**To be done**
State how many lines of the entries include the string "image", please, leaving out everything but the number.

---------- Records supplied ----------

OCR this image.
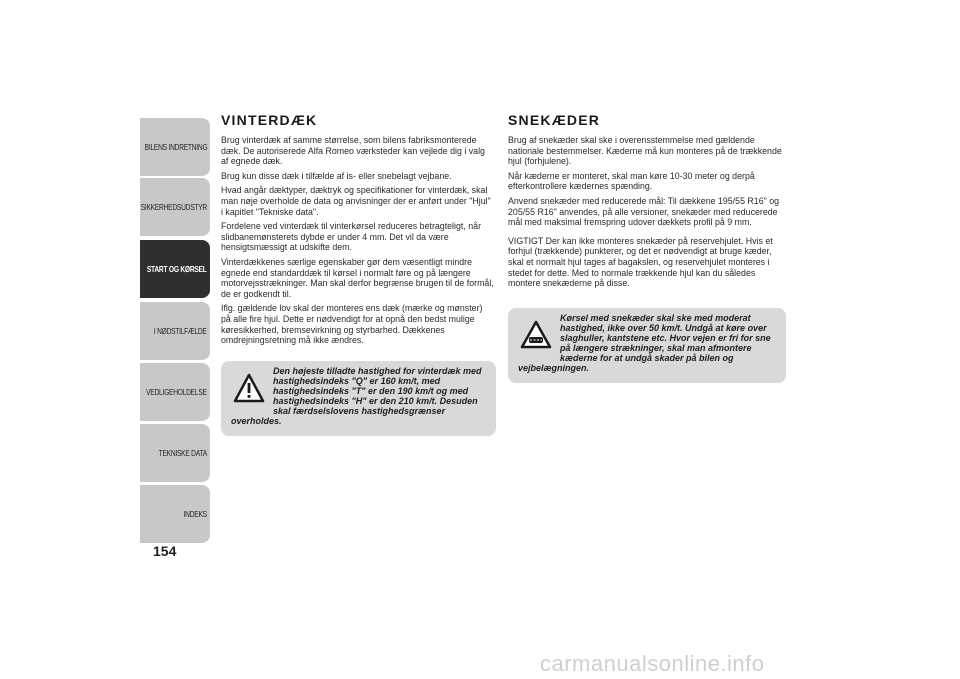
BILENS INDRETNING
SIKKERHEDSUDSTYR
START OG KØRSEL
I NØDSTILFÆLDE
VEDLIGEHOLDELSE
TEKNISKE DATA
INDEKS
154
VINTERDÆK

Brug vinterdæk af samme størrelse, som bilens fabriksmonterede dæk. De autoriserede Alfa Romeo værksteder kan vejlede dig i valg af egnede dæk.

Brug kun disse dæk i tilfælde af is- eller snebelagt vejbane.

Hvad angår dæktyper, dæktryk og specifikationer for vinterdæk, skal man nøje overholde de data og anvisninger der er anført under "Hjul" i kapitlet "Tekniske data".

Fordelene ved vinterdæk til vinterkørsel reduceres betragteligt, når slidbanemønsterets dybde er under 4 mm. Det vil da være hensigtsmæssigt at udskifte dem.

Vinterdækkenes særlige egenskaber gør dem væsentligt mindre egnede end standarddæk til kørsel i normalt føre og på længere motorvejsstrækninger. Man skal derfor begrænse brugen til de formål, de er godkendt til.

Iflg. gældende lov skal der monteres ens dæk (mærke og mønster) på alle fire hjul. Dette er nødvendigt for at opnå den bedst mulige køresikkerhed, bremsevirkning og styrbarhed. Dækkenes omdrejningsretning må ikke ændres.

Den højeste tilladte hastighed for vinterdæk med hastighedsindeks "Q" er 160 km/t, med hastighedsindeks "T" er den 190 km/t og med hastighedsindeks "H" er den 210 km/t. Desuden skal færdselslovens hastighedsgrænser overholdes.
SNEKÆDER

Brug af snekæder skal ske i overensstemmelse med gældende nationale bestemmelser. Kæderne må kun monteres på de trækkende hjul (forhjulene).

Når kæderne er monteret, skal man køre 10-30 meter og derpå efterkontrollere kædernes spænding.

Anvend snekæder med reducerede mål: Til dækkene 195/55 R16" og 205/55 R16" anvendes, på alle versioner, snekæder med reducerede mål med maksimal fremspring udover dækkets profil på 9 mm.

VIGTIGT Der kan ikke monteres snekæder på reservehjulet. Hvis et forhjul (trækkende) punkterer, og det er nødvendigt at bruge kæder, skal et normalt hjul tages af bagakslen, og reservehjulet monteres i stedet for dette. Med to normale trækkende hjul kan du således montere snekæderne på disse.

Kørsel med snekæder skal ske med moderat hastighed, ikke over 50 km/t. Undgå at køre over slaghuller, kantstene etc. Hvor vejen er fri for sne på længere strækninger, skal man afmontere kæderne for at undgå skader på bilen og vejbelægningen.
carmanualsonline.info
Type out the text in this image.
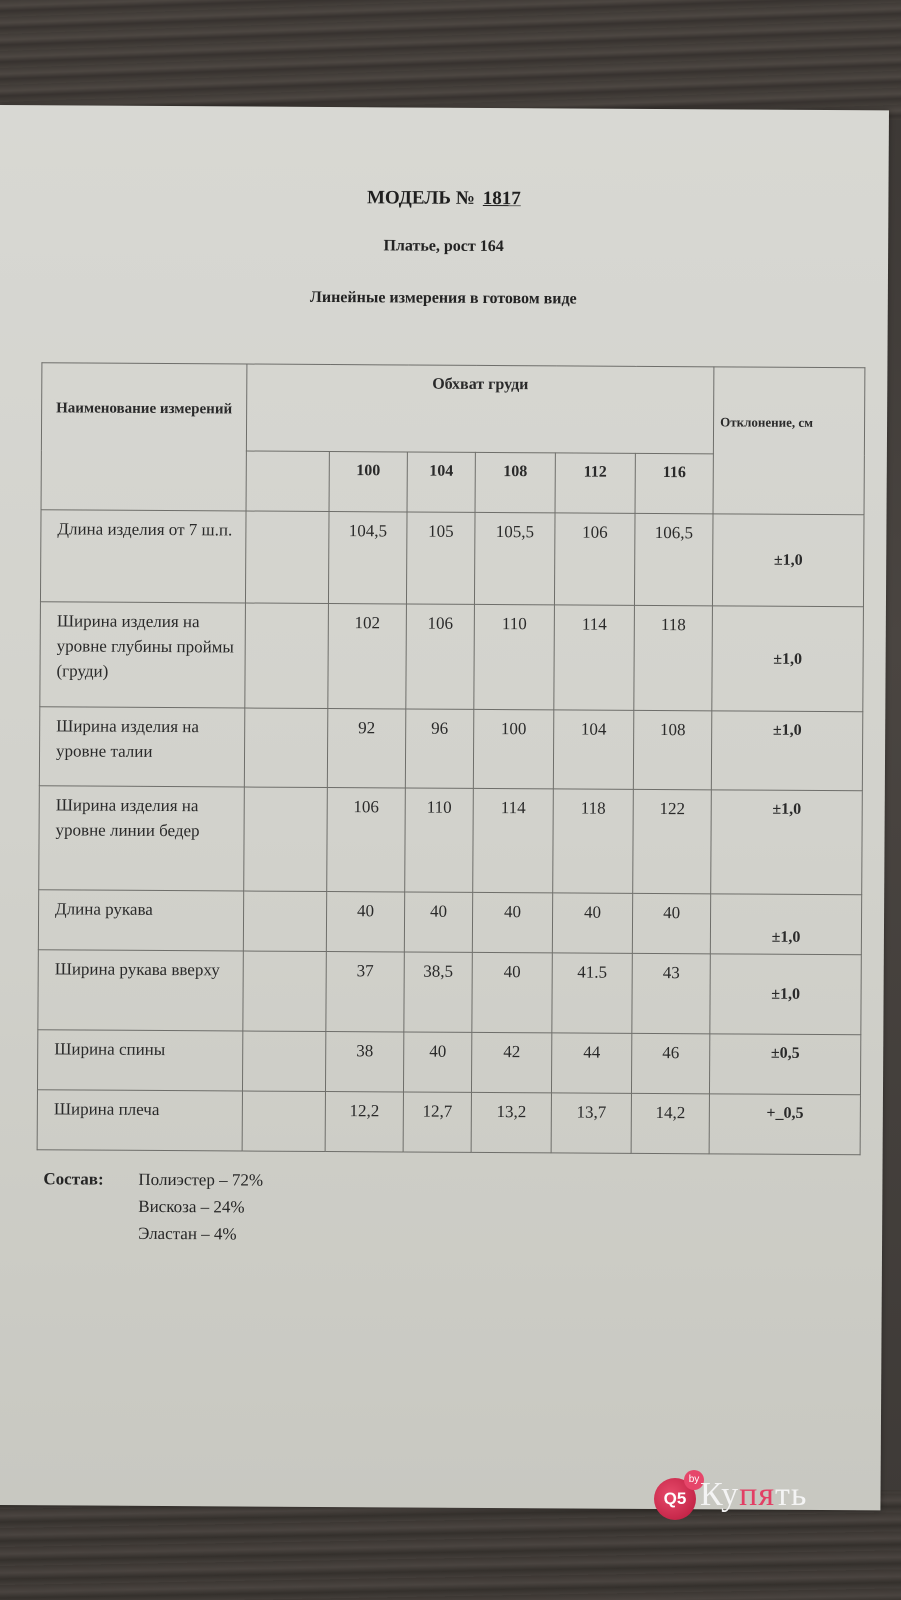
МОДЕЛЬ № 1817
Платье, рост 164
Линейные измерения в готовом виде
Наименование измерений	Обхват груди						Отклонение, см
		100	104	108	112	116	
Длина изделия от 7 ш.п.		104,5	105	105,5	106	106,5	±1,0
Ширина изделия на уровне глубины проймы (груди)		102	106	110	114	118	±1,0
Ширина изделия на уровне талии		92	96	100	104	108	±1,0
Ширина изделия на уровне линии бедер		106	110	114	118	122	±1,0
Длина рукава		40	40	40	40	40	±1,0
Ширина рукава вверху		37	38,5	40	41.5	43	±1,0
Ширина спины		38	40	42	44	46	±0,5
Ширина плеча		12,2	12,7	13,2	13,7	14,2	+_0,5
Состав: Полиэстер – 72%
Вискоза – 24%
Эластан – 4%
Q5
by Купять
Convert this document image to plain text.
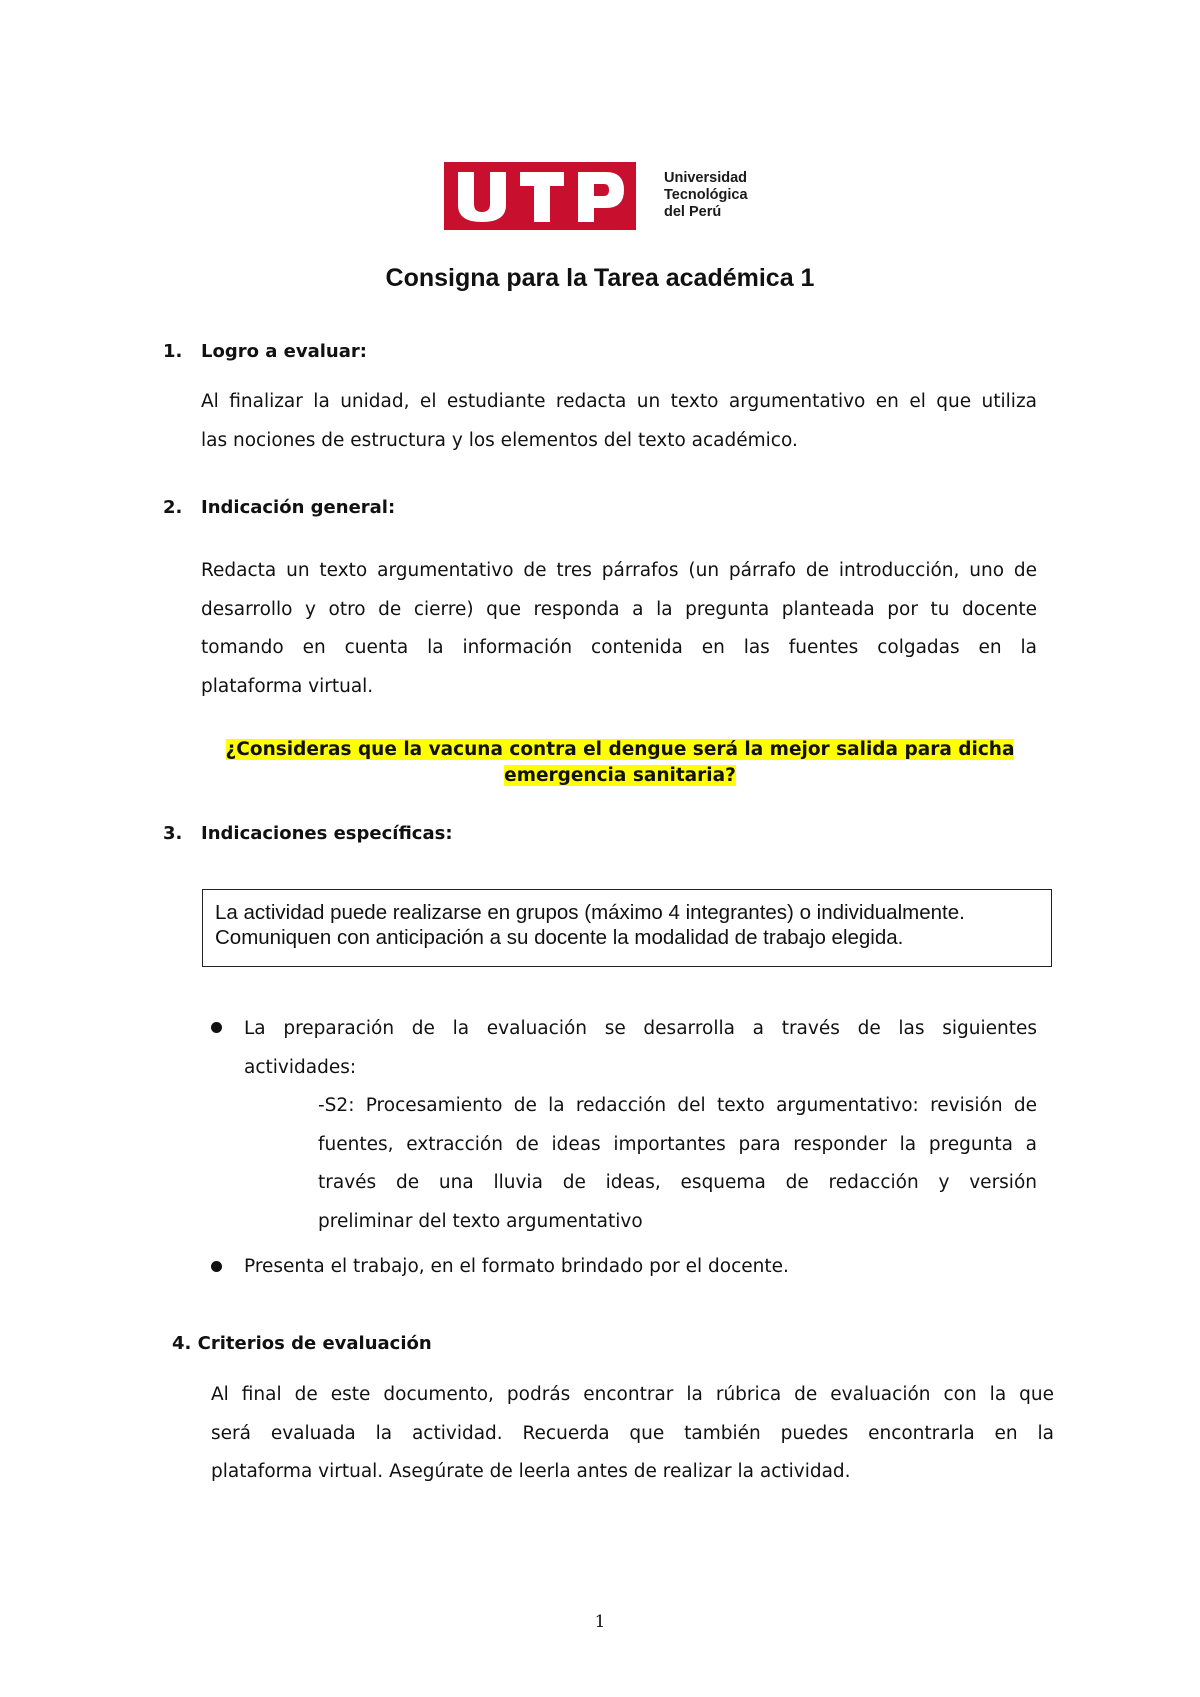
Universidad
Tecnológica
del Perú
Consigna para la Tarea académica 1
1. Logro a evaluar:
Al finalizar la unidad, el estudiante redacta un texto argumentativo en el que utiliza
las nociones de estructura y los elementos del texto académico.
2. Indicación general:
Redacta un texto argumentativo de tres párrafos (un párrafo de introducción, uno de
desarrollo y otro de cierre) que responda a la pregunta planteada por tu docente
tomando en cuenta la información contenida en las fuentes colgadas en la
plataforma virtual.
¿Consideras que la vacuna contra el dengue será la mejor salida para dicha
emergencia sanitaria?
3. Indicaciones específicas:
La actividad puede realizarse en grupos (máximo 4 integrantes) o individualmente.
Comuniquen con anticipación a su docente la modalidad de trabajo elegida.
La preparación de la evaluación se desarrolla a través de las siguientes
actividades:
-S2: Procesamiento de la redacción del texto argumentativo: revisión de
fuentes, extracción de ideas importantes para responder la pregunta a
través de una lluvia de ideas, esquema de redacción y versión
preliminar del texto argumentativo
Presenta el trabajo, en el formato brindado por el docente.
4. Criterios de evaluación
Al final de este documento, podrás encontrar la rúbrica de evaluación con la que
será evaluada la actividad. Recuerda que también puedes encontrarla en la
plataforma virtual. Asegúrate de leerla antes de realizar la actividad.
1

----------

**Result of this task**
3